* BEGIN Available data *

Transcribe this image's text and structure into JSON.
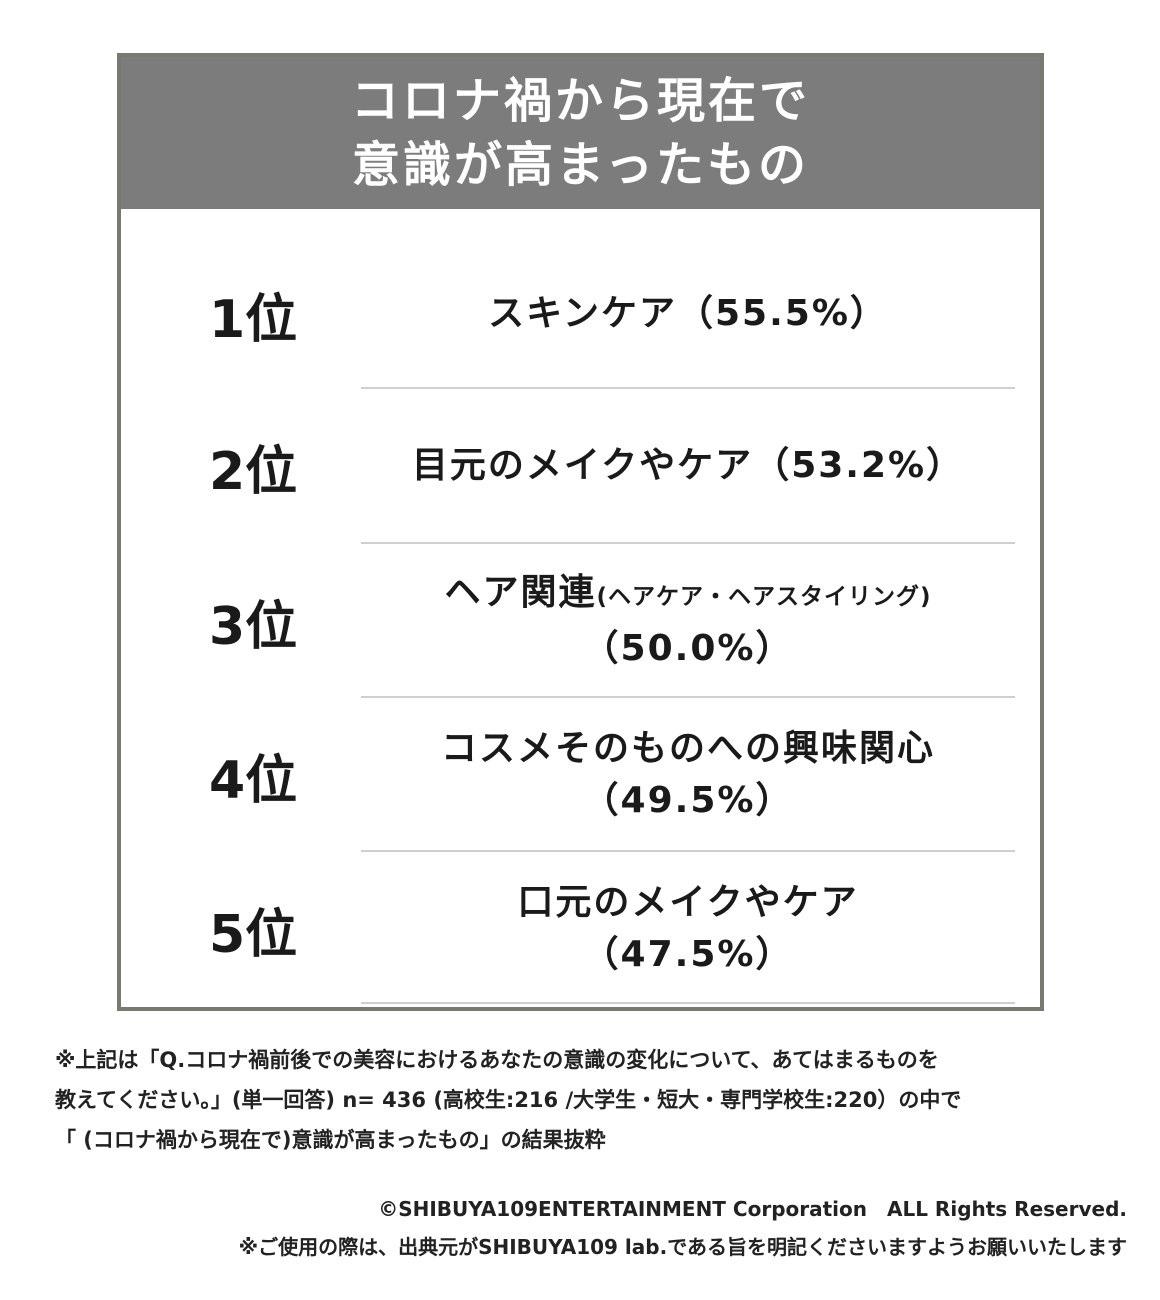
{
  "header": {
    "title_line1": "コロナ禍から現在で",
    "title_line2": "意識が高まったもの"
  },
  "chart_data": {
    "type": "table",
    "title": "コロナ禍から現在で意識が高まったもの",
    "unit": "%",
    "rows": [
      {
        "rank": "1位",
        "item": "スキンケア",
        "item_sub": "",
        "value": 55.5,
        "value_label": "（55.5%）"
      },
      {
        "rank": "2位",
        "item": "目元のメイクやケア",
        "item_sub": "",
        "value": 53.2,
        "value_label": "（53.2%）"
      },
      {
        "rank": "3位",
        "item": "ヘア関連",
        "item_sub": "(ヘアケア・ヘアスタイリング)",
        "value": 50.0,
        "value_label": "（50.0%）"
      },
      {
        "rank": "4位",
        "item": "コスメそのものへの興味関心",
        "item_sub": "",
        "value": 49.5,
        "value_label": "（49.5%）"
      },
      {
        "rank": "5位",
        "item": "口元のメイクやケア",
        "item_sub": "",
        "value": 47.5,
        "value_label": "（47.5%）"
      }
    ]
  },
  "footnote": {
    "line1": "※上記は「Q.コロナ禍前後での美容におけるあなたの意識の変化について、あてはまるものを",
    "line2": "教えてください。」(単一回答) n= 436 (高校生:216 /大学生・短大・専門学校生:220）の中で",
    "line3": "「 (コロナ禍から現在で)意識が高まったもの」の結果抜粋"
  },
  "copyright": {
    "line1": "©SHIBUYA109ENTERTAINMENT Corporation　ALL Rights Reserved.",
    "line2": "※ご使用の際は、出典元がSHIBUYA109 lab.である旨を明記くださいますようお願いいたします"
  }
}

* END Available data *

[Written task]:
Report back each line of the entries that holds the string "rank".

[The completed task]:
        "rank": "1位",
        "rank": "2位",
        "rank": "3位",
        "rank": "4位",
        "rank": "5位",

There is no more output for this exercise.